>> begin

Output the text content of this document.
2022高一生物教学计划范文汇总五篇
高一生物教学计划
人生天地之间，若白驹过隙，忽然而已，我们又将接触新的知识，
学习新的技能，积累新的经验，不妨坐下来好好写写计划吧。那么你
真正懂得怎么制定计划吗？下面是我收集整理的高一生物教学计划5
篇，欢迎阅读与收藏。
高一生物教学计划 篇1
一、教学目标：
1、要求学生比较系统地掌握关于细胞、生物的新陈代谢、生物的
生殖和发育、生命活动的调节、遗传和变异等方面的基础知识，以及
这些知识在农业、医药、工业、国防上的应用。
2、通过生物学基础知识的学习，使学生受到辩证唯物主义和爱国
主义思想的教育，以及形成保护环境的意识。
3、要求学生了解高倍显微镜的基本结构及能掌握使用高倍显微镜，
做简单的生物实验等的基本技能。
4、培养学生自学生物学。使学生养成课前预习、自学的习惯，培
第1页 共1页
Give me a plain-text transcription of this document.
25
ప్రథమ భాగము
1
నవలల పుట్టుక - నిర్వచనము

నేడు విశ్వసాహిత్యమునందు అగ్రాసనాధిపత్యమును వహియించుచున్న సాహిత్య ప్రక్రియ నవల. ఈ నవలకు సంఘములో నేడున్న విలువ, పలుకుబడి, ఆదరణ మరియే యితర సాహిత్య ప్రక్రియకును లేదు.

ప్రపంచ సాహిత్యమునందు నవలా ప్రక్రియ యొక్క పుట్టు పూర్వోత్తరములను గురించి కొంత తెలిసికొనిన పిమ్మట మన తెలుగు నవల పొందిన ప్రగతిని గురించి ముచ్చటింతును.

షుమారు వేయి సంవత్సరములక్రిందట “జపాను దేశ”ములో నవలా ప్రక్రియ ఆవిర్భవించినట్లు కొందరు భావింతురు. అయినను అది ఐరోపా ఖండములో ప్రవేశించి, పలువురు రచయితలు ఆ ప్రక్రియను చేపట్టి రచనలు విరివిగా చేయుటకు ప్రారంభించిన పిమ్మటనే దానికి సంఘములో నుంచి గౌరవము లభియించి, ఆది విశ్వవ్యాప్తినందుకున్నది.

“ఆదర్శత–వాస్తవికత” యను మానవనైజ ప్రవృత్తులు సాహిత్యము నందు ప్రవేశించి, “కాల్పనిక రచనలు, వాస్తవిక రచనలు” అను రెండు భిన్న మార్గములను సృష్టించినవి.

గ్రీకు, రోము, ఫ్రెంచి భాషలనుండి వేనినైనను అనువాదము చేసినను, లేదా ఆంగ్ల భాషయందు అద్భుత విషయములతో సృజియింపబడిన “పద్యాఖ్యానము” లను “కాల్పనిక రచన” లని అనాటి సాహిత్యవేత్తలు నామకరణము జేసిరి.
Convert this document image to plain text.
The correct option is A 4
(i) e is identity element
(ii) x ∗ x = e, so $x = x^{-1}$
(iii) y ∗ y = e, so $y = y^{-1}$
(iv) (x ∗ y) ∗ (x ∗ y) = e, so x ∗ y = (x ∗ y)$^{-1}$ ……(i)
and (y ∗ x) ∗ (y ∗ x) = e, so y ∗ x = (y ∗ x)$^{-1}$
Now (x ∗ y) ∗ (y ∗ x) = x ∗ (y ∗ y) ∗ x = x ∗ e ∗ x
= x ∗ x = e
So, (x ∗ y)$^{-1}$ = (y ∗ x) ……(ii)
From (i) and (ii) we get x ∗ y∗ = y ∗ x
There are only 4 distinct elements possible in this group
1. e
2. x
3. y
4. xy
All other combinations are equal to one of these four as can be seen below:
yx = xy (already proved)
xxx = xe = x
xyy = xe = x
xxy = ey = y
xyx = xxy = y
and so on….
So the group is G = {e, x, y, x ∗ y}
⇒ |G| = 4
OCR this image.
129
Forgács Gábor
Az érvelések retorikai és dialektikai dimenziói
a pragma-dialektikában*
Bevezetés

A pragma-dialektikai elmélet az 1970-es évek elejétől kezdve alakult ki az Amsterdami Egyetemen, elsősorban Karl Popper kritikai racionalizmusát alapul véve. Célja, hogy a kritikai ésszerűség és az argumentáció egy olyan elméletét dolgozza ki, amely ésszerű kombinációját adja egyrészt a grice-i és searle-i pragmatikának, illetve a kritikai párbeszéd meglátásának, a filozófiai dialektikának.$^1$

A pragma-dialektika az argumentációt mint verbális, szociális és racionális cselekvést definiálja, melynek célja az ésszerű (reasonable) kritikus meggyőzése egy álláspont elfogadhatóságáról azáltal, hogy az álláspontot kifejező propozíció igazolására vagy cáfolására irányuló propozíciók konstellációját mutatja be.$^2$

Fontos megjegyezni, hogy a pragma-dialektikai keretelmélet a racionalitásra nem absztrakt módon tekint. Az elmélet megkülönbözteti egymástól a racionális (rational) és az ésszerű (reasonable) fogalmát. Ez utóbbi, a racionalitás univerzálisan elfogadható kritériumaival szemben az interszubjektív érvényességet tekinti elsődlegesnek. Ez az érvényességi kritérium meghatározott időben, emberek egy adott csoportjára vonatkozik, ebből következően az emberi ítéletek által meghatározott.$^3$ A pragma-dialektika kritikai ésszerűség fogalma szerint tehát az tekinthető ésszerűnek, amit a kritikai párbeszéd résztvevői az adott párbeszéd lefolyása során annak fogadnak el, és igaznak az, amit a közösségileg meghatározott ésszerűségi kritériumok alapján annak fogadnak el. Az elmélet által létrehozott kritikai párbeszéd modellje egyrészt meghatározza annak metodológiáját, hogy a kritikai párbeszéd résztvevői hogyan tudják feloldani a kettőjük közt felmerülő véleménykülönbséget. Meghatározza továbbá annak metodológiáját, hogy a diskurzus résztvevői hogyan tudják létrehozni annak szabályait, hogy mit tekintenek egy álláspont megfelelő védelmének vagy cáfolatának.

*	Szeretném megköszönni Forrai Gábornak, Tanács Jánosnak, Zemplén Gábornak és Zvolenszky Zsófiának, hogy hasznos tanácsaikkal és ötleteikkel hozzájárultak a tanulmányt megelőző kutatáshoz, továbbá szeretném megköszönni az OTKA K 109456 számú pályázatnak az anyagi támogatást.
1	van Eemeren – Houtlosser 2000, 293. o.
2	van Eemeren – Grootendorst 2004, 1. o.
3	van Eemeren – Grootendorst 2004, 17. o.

>> end

■ **What you are asked to do**
Go through the material above and copy each line that has the word "this".

■ **Task answer**
Output the text content of this document.
Give me a plain-text transcription of this document.
Convert this document image to plain text.
There are only 4 distinct elements possible in this group
OCR this image.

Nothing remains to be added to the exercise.